EXERCISE AIM: Reproduce the records below line for line, keeping every character unchanged.

GIVEN INFORMATION:
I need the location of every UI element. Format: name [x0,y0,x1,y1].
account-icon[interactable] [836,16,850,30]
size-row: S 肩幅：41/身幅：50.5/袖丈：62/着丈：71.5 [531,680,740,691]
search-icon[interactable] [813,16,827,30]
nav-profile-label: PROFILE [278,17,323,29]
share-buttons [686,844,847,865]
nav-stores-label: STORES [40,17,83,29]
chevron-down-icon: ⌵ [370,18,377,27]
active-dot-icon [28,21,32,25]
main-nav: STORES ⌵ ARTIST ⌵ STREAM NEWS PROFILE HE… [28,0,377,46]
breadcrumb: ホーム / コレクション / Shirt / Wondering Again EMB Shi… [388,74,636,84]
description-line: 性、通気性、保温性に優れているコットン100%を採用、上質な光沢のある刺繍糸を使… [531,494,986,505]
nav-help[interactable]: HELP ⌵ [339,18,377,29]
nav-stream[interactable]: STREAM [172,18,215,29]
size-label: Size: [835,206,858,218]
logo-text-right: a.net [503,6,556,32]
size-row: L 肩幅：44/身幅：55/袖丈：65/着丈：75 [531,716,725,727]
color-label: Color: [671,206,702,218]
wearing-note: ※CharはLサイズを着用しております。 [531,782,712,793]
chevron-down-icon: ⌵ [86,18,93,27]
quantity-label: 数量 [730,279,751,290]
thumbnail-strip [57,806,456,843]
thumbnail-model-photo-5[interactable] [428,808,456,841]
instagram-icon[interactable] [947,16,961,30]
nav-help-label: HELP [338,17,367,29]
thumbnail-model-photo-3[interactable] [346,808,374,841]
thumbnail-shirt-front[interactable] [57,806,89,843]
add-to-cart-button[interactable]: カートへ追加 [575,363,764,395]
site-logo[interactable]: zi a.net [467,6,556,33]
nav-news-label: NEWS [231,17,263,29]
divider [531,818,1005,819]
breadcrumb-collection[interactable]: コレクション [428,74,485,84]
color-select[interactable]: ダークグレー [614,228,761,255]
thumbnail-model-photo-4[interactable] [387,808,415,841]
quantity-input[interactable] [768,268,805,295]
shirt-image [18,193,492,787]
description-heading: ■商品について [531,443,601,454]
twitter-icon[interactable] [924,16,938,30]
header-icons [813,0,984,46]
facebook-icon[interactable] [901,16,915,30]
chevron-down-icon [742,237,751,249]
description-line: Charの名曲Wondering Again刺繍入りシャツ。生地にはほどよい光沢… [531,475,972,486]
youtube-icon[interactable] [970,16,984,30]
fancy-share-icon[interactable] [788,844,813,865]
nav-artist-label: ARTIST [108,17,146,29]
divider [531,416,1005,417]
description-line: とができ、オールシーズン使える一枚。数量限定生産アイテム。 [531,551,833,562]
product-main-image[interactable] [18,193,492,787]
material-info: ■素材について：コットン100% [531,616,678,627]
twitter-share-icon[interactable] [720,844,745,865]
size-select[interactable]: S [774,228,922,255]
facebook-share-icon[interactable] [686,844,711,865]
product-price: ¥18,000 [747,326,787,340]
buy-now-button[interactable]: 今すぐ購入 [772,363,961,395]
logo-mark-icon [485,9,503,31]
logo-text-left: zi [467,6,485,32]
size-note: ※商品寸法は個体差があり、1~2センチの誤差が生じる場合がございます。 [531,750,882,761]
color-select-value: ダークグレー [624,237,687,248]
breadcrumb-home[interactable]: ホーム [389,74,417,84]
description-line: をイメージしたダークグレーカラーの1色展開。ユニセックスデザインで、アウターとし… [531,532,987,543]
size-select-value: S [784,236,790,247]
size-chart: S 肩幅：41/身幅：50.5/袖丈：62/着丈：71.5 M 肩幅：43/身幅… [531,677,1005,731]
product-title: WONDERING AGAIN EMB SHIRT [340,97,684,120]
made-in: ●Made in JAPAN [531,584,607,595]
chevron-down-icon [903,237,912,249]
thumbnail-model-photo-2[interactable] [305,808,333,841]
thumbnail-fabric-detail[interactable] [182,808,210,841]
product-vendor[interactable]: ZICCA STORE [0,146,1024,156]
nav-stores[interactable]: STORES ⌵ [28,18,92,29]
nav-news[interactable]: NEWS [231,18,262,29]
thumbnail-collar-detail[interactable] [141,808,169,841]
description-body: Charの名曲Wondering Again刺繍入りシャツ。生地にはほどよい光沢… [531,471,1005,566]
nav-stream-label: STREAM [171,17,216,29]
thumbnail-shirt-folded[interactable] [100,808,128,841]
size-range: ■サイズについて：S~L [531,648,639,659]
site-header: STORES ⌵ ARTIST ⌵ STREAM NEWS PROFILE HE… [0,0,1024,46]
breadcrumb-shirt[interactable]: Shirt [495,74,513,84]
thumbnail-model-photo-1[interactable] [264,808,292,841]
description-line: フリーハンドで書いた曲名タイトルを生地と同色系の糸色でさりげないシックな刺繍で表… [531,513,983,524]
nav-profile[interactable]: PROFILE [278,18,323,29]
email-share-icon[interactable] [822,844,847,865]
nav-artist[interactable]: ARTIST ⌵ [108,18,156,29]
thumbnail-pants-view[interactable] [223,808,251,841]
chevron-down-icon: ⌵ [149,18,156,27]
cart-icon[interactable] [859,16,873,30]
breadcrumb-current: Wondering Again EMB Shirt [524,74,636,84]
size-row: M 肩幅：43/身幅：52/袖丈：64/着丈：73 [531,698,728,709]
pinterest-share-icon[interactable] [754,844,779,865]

THE RESULT:
I need the location of every UI element. Format: name [x0,y0,x1,y1].
account-icon[interactable] [836,16,850,30]
size-row: S 肩幅：41/身幅：50.5/袖丈：62/着丈：71.5 [531,680,740,691]
search-icon[interactable] [813,16,827,30]
nav-profile-label: PROFILE [278,17,323,29]
share-buttons [686,844,847,865]
nav-stores-label: STORES [40,17,83,29]
chevron-down-icon: ⌵ [370,18,377,27]
active-dot-icon [28,21,32,25]
main-nav: STORES ⌵ ARTIST ⌵ STREAM NEWS PROFILE HE… [28,0,377,46]
breadcrumb: ホーム / コレクション / Shirt / Wondering Again EMB Shi… [388,74,636,84]
description-line: 性、通気性、保温性に優れているコットン100%を採用、上質な光沢のある刺繍糸を使… [531,494,986,505]
nav-help[interactable]: HELP ⌵ [339,18,377,29]
nav-stream[interactable]: STREAM [172,18,215,29]
size-label: Size: [835,206,858,218]
logo-text-right: a.net [503,6,556,32]
size-row: L 肩幅：44/身幅：55/袖丈：65/着丈：75 [531,716,725,727]
color-label: Color: [671,206,702,218]
wearing-note: ※CharはLサイズを着用しております。 [531,782,712,793]
chevron-down-icon: ⌵ [86,18,93,27]
quantity-label: 数量 [730,279,751,290]
thumbnail-strip [57,806,456,843]
thumbnail-model-photo-5[interactable] [428,808,456,841]
instagram-icon[interactable] [947,16,961,30]
nav-help-label: HELP [338,17,367,29]
thumbnail-model-photo-3[interactable] [346,808,374,841]
thumbnail-shirt-front[interactable] [57,806,89,843]
add-to-cart-button[interactable]: カートへ追加 [575,363,764,395]
site-logo[interactable]: zi a.net [467,6,556,33]
nav-news-label: NEWS [231,17,263,29]
divider [531,818,1005,819]
breadcrumb-collection[interactable]: コレクション [428,74,485,84]
color-select[interactable]: ダークグレー [614,228,761,255]
thumbnail-model-photo-4[interactable] [387,808,415,841]
quantity-input[interactable] [768,268,805,295]
shirt-image [18,193,492,787]
description-heading: ■商品について [531,443,601,454]
twitter-icon[interactable] [924,16,938,30]
header-icons [813,0,984,46]
facebook-icon[interactable] [901,16,915,30]
chevron-down-icon [742,237,751,249]
description-line: Charの名曲Wondering Again刺繍入りシャツ。生地にはほどよい光沢… [531,475,972,486]
youtube-icon[interactable] [970,16,984,30]
fancy-share-icon[interactable] [788,844,813,865]
nav-artist-label: ARTIST [108,17,146,29]
divider [531,416,1005,417]
description-line: とができ、オールシーズン使える一枚。数量限定生産アイテム。 [531,551,833,562]
product-main-image[interactable] [18,193,492,787]
material-info: ■素材について：コットン100% [531,616,678,627]
twitter-share-icon[interactable] [720,844,745,865]
size-select[interactable]: S [774,228,922,255]
facebook-share-icon[interactable] [686,844,711,865]
product-price: ¥18,000 [747,326,787,340]
buy-now-button[interactable]: 今すぐ購入 [772,363,961,395]
logo-mark-icon [485,9,503,31]
logo-text-left: zi [467,6,485,32]
size-note: ※商品寸法は個体差があり、1~2センチの誤差が生じる場合がございます。 [531,750,882,761]
color-select-value: ダークグレー [624,237,687,248]
breadcrumb-home[interactable]: ホーム [389,74,417,84]
description-line: をイメージしたダークグレーカラーの1色展開。ユニセックスデザインで、アウターとし… [531,532,987,543]
size-select-value: S [784,236,790,247]
size-chart: S 肩幅：41/身幅：50.5/袖丈：62/着丈：71.5 M 肩幅：43/身幅… [531,677,1005,731]
product-title: WONDERING AGAIN EMB SHIRT [340,97,684,120]
made-in: ●Made in JAPAN [531,584,607,595]
chevron-down-icon [903,237,912,249]
thumbnail-model-photo-2[interactable] [305,808,333,841]
thumbnail-fabric-detail[interactable] [182,808,210,841]
product-vendor[interactable]: ZICCA STORE [0,146,1024,156]
nav-stores[interactable]: STORES ⌵ [28,18,92,29]
nav-news[interactable]: NEWS [231,18,262,29]
thumbnail-collar-detail[interactable] [141,808,169,841]
description-body: Charの名曲Wondering Again刺繍入りシャツ。生地にはほどよい光沢… [531,471,1005,566]
nav-stream-label: STREAM [171,17,216,29]
thumbnail-shirt-folded[interactable] [100,808,128,841]
size-range: ■サイズについて：S~L [531,648,639,659]
site-header: STORES ⌵ ARTIST ⌵ STREAM NEWS PROFILE HE… [0,0,1024,46]
breadcrumb-shirt[interactable]: Shirt [495,74,513,84]
thumbnail-model-photo-1[interactable] [264,808,292,841]
description-line: フリーハンドで書いた曲名タイトルを生地と同色系の糸色でさりげないシックな刺繍で表… [531,513,983,524]
nav-profile[interactable]: PROFILE [278,18,323,29]
email-share-icon[interactable] [822,844,847,865]
nav-artist[interactable]: ARTIST ⌵ [108,18,156,29]
thumbnail-pants-view[interactable] [223,808,251,841]
chevron-down-icon: ⌵ [149,18,156,27]
cart-icon[interactable] [859,16,873,30]
breadcrumb-current: Wondering Again EMB Shirt [524,74,636,84]
size-row: M 肩幅：43/身幅：52/袖丈：64/着丈：73 [531,698,728,709]
pinterest-share-icon[interactable] [754,844,779,865]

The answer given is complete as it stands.